#### PROBLEM DESCRIPTION
Beneath this sentence is a set of records; write each of them out exactly.

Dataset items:

BEGIN

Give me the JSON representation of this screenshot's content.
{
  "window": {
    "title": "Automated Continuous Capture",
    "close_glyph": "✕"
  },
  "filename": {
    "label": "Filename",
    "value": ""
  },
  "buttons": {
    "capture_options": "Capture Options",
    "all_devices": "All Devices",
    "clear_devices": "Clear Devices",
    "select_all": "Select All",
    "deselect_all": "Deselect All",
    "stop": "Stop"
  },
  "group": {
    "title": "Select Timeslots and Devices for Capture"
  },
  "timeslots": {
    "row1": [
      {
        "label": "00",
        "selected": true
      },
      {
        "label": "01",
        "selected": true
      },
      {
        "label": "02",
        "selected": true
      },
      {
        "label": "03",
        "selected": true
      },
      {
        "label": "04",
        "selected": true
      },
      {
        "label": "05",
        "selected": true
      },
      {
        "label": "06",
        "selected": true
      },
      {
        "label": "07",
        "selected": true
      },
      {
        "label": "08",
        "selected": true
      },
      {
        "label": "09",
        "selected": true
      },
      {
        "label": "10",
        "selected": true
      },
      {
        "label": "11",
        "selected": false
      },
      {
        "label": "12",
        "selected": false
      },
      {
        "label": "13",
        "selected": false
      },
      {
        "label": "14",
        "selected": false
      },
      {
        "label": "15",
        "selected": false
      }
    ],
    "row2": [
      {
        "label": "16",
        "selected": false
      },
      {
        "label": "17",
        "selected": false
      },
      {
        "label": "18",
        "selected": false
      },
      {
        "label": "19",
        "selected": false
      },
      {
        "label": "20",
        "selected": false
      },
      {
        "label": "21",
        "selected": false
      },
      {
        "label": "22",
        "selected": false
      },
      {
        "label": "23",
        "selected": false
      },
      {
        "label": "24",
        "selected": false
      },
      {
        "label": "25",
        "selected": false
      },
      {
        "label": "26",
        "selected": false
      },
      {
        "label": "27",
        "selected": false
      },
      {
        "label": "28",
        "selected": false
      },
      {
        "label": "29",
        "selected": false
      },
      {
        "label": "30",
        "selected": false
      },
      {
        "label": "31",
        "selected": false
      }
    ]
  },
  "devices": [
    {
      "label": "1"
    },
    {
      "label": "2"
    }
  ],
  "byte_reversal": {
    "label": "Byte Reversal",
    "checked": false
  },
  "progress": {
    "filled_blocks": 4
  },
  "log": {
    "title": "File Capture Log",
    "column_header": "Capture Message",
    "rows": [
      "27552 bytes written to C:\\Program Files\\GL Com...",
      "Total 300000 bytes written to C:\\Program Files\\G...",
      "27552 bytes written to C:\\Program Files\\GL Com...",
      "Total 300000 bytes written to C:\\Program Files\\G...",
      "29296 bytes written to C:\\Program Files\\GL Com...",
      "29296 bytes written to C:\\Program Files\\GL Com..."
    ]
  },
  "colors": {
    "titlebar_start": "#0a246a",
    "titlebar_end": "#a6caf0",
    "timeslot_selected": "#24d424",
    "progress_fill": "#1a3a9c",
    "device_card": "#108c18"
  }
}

END

#### RESULT OF THE TASK
Give me the JSON representation of this screenshot's content.
{
  "window": {
    "title": "Automated Continuous Capture",
    "close_glyph": "✕"
  },
  "filename": {
    "label": "Filename",
    "value": ""
  },
  "buttons": {
    "capture_options": "Capture Options",
    "all_devices": "All Devices",
    "clear_devices": "Clear Devices",
    "select_all": "Select All",
    "deselect_all": "Deselect All",
    "stop": "Stop"
  },
  "group": {
    "title": "Select Timeslots and Devices for Capture"
  },
  "timeslots": {
    "row1": [
      {
        "label": "00",
        "selected": true
      },
      {
        "label": "01",
        "selected": true
      },
      {
        "label": "02",
        "selected": true
      },
      {
        "label": "03",
        "selected": true
      },
      {
        "label": "04",
        "selected": true
      },
      {
        "label": "05",
        "selected": true
      },
      {
        "label": "06",
        "selected": true
      },
      {
        "label": "07",
        "selected": true
      },
      {
        "label": "08",
        "selected": true
      },
      {
        "label": "09",
        "selected": true
      },
      {
        "label": "10",
        "selected": true
      },
      {
        "label": "11",
        "selected": false
      },
      {
        "label": "12",
        "selected": false
      },
      {
        "label": "13",
        "selected": false
      },
      {
        "label": "14",
        "selected": false
      },
      {
        "label": "15",
        "selected": false
      }
    ],
    "row2": [
      {
        "label": "16",
        "selected": false
      },
      {
        "label": "17",
        "selected": false
      },
      {
        "label": "18",
        "selected": false
      },
      {
        "label": "19",
        "selected": false
      },
      {
        "label": "20",
        "selected": false
      },
      {
        "label": "21",
        "selected": false
      },
      {
        "label": "22",
        "selected": false
      },
      {
        "label": "23",
        "selected": false
      },
      {
        "label": "24",
        "selected": false
      },
      {
        "label": "25",
        "selected": false
      },
      {
        "label": "26",
        "selected": false
      },
      {
        "label": "27",
        "selected": false
      },
      {
        "label": "28",
        "selected": false
      },
      {
        "label": "29",
        "selected": false
      },
      {
        "label": "30",
        "selected": false
      },
      {
        "label": "31",
        "selected": false
      }
    ]
  },
  "devices": [
    {
      "label": "1"
    },
    {
      "label": "2"
    }
  ],
  "byte_reversal": {
    "label": "Byte Reversal",
    "checked": false
  },
  "progress": {
    "filled_blocks": 4
  },
  "log": {
    "title": "File Capture Log",
    "column_header": "Capture Message",
    "rows": [
      "27552 bytes written to C:\\Program Files\\GL Com...",
      "Total 300000 bytes written to C:\\Program Files\\G...",
      "27552 bytes written to C:\\Program Files\\GL Com...",
      "Total 300000 bytes written to C:\\Program Files\\G...",
      "29296 bytes written to C:\\Program Files\\GL Com...",
      "29296 bytes written to C:\\Program Files\\GL Com..."
    ]
  },
  "colors": {
    "titlebar_start": "#0a246a",
    "titlebar_end": "#a6caf0",
    "timeslot_selected": "#24d424",
    "progress_fill": "#1a3a9c",
    "device_card": "#108c18"
  }
}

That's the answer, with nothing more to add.